Search the entries for the word "days" and pull out each line that has it.
»»
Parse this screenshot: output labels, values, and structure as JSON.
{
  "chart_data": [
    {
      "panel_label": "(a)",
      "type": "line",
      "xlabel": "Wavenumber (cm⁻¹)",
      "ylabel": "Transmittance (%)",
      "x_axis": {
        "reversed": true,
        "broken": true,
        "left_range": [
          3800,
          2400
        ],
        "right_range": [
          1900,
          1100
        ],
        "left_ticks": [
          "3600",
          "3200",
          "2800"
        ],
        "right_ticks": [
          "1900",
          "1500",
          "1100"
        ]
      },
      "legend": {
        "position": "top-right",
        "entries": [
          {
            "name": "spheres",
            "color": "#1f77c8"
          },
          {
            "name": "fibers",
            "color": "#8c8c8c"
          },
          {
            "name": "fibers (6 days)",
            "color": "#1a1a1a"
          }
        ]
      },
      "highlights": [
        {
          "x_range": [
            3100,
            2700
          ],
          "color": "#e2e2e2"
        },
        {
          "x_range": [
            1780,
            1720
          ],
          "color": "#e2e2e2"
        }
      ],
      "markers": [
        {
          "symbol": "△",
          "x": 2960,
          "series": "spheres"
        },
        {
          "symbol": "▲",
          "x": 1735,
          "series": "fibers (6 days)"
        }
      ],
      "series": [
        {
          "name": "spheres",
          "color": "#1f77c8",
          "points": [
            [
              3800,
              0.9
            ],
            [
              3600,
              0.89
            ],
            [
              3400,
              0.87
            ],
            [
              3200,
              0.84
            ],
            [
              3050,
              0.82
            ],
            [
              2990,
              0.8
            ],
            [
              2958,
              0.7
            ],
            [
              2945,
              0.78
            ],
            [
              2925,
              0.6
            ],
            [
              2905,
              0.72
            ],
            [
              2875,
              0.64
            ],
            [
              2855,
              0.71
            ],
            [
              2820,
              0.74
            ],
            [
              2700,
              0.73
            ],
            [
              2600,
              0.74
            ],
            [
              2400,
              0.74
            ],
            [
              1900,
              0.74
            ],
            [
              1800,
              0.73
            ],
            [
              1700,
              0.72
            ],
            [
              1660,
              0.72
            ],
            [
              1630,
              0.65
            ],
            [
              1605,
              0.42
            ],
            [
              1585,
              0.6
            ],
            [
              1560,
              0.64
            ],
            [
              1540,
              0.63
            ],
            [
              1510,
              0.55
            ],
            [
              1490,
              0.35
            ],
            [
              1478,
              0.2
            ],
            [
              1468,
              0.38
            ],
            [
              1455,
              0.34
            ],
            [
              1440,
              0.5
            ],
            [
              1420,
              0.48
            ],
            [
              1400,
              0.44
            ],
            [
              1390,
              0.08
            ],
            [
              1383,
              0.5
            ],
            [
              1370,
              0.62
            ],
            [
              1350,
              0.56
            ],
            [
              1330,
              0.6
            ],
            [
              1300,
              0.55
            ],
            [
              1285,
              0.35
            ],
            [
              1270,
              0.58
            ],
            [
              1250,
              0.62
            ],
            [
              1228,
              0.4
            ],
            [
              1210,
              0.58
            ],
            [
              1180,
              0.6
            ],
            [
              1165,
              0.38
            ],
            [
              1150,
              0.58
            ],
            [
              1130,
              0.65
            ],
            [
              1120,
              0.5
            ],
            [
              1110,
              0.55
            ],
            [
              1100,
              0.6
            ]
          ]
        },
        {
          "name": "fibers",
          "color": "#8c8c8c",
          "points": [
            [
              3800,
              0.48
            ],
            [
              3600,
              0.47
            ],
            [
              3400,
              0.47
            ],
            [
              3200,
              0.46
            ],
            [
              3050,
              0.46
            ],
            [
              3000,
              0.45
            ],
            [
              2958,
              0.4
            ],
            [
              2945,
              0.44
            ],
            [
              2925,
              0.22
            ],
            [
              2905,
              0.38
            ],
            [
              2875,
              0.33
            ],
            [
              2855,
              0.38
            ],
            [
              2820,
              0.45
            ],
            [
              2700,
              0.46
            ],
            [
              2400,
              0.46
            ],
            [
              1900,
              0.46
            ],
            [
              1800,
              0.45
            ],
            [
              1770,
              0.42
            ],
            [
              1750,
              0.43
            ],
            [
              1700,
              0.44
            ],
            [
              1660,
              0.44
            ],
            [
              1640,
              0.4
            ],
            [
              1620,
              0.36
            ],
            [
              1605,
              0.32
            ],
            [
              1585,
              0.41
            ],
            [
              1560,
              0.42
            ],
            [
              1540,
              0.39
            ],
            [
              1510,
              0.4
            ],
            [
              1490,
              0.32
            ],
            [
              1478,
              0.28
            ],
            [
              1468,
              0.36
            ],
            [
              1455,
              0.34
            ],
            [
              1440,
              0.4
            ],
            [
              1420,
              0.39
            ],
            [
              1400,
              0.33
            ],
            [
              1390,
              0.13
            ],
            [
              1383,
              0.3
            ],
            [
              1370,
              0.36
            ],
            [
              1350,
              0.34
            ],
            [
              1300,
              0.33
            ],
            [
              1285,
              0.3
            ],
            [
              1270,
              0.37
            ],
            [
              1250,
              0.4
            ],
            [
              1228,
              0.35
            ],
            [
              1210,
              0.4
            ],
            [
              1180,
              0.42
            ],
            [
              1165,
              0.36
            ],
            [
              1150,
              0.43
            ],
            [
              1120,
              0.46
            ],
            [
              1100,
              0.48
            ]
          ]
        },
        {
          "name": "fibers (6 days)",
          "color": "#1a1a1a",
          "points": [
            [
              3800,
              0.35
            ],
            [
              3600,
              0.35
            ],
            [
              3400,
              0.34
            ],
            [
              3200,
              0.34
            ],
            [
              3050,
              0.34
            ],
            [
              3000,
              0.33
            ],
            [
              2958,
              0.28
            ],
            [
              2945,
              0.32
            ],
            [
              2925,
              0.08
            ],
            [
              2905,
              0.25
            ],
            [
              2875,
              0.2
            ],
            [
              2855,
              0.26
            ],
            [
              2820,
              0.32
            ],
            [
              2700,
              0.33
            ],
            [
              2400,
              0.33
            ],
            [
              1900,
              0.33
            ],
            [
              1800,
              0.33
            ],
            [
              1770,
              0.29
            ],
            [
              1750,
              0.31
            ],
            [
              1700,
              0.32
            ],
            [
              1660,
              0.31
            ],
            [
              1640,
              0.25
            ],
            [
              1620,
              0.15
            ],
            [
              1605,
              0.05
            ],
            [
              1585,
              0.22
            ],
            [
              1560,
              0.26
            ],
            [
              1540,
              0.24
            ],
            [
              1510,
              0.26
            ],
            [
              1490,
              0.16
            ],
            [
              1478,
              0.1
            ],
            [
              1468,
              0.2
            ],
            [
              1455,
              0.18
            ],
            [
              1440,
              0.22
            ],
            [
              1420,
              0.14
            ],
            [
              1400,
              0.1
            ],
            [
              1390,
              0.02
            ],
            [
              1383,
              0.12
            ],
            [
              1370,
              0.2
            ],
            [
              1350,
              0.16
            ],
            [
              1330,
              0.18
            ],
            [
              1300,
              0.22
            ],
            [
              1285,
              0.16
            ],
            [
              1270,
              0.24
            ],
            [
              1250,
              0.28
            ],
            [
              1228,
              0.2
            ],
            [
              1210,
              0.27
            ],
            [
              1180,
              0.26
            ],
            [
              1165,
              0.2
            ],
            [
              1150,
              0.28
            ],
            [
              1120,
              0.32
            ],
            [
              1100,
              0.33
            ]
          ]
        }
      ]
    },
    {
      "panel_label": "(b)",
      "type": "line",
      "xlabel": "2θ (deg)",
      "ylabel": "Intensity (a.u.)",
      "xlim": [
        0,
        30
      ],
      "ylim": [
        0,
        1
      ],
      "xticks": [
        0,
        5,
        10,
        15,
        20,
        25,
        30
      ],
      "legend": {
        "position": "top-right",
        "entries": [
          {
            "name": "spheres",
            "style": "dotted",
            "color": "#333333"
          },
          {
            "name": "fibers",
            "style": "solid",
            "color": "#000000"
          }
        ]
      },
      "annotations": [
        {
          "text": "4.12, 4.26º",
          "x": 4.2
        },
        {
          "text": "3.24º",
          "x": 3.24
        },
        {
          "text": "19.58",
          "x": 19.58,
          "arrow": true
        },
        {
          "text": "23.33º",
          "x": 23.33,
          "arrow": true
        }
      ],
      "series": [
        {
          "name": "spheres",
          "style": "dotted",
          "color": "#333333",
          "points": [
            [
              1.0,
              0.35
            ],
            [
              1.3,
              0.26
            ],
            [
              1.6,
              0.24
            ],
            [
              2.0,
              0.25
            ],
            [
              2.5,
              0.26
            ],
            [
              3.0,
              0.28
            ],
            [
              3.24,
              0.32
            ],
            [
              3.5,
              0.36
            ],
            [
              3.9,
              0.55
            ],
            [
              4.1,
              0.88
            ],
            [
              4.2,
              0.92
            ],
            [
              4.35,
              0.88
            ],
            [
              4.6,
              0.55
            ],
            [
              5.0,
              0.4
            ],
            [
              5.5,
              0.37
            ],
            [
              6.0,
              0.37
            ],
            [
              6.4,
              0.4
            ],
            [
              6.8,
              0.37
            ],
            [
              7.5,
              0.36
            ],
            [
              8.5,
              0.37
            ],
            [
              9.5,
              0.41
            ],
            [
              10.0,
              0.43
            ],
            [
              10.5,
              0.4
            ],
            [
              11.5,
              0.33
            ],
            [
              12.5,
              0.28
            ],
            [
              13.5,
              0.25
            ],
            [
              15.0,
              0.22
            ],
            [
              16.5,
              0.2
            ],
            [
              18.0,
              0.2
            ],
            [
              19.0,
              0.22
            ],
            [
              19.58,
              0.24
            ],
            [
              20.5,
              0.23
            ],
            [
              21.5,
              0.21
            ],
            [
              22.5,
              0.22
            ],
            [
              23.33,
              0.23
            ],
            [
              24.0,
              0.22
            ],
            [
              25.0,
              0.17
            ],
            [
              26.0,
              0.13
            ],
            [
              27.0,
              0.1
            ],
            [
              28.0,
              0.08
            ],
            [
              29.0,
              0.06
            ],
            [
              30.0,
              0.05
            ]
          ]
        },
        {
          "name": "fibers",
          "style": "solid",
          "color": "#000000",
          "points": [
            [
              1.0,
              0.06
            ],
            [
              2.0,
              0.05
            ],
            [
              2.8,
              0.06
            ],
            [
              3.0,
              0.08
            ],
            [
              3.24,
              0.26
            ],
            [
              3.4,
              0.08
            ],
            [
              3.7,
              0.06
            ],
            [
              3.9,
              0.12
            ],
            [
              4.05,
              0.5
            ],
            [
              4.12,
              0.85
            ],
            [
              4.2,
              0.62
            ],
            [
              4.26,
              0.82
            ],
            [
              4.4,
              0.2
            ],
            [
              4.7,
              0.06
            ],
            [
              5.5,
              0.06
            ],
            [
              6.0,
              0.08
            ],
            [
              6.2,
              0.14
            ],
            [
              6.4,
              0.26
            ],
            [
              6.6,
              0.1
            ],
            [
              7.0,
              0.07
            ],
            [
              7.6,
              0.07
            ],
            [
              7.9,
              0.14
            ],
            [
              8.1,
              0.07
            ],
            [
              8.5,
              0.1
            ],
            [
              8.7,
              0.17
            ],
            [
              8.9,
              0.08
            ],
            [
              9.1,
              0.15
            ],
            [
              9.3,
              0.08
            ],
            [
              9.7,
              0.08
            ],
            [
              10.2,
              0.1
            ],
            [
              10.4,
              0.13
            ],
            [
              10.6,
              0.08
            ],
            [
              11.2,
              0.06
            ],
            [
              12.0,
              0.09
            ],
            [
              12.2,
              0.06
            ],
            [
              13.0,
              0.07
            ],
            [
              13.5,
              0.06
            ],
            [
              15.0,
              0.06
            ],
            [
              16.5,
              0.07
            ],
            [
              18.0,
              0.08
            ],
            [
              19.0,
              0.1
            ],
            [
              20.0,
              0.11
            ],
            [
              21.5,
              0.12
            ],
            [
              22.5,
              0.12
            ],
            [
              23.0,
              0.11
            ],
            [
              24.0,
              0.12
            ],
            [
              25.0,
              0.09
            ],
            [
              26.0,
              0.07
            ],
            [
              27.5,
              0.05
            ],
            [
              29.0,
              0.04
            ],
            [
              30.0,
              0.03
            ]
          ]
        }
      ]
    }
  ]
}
««
## SOLUTION
            "name": "fibers (6 days)",
          "series": "fibers (6 days)"
          "name": "fibers (6 days)",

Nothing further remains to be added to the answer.